>> START

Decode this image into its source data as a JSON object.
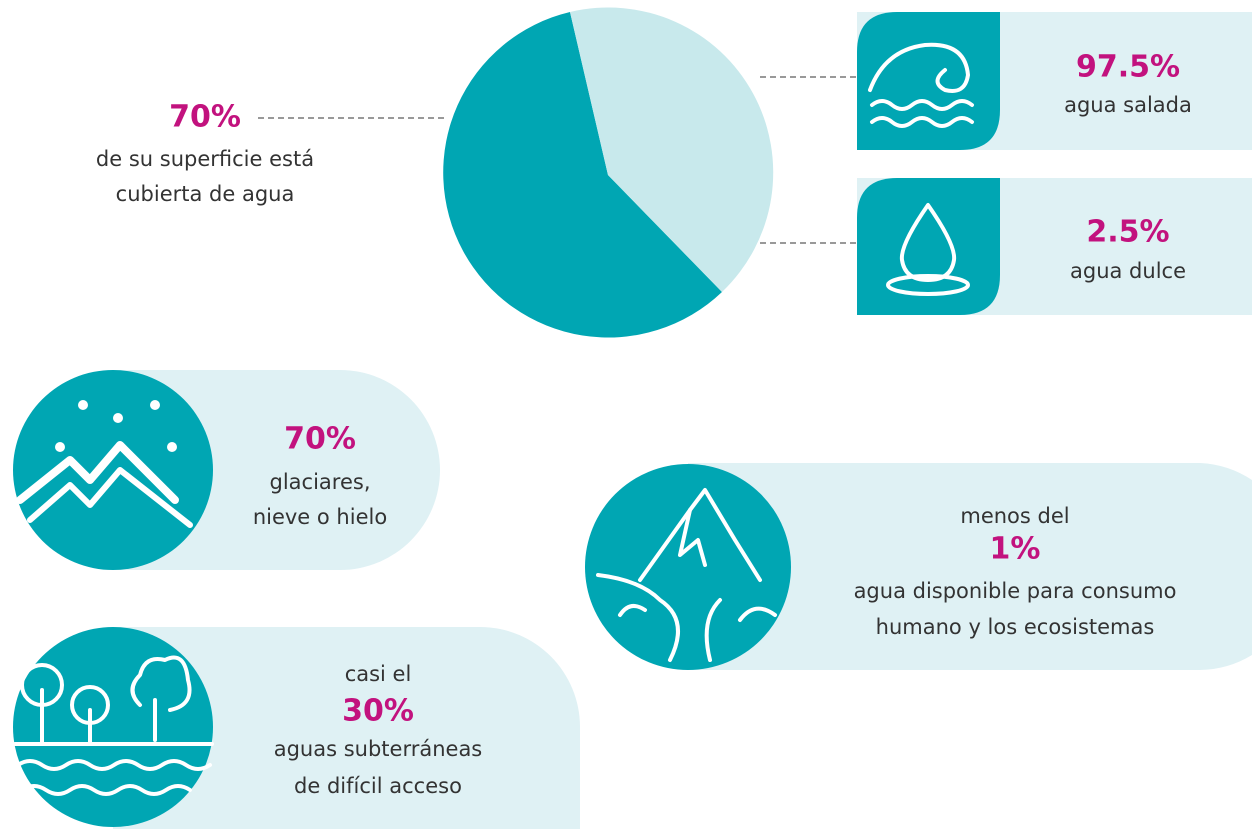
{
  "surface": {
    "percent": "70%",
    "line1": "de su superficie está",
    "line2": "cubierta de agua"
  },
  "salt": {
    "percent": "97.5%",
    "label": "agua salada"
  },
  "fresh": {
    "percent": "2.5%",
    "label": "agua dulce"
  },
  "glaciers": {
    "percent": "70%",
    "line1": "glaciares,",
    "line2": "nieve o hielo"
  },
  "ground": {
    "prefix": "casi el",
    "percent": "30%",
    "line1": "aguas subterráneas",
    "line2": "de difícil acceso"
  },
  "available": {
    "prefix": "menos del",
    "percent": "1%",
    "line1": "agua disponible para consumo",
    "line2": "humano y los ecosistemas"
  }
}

>> END

What you will do — Copy out all the records exactly, excluding pictures.

Output —
Decode this image into its source data as a JSON object.
{
  "surface": {
    "percent": "70%",
    "line1": "de su superficie está",
    "line2": "cubierta de agua"
  },
  "salt": {
    "percent": "97.5%",
    "label": "agua salada"
  },
  "fresh": {
    "percent": "2.5%",
    "label": "agua dulce"
  },
  "glaciers": {
    "percent": "70%",
    "line1": "glaciares,",
    "line2": "nieve o hielo"
  },
  "ground": {
    "prefix": "casi el",
    "percent": "30%",
    "line1": "aguas subterráneas",
    "line2": "de difícil acceso"
  },
  "available": {
    "prefix": "menos del",
    "percent": "1%",
    "line1": "agua disponible para consumo",
    "line2": "humano y los ecosistemas"
  }
}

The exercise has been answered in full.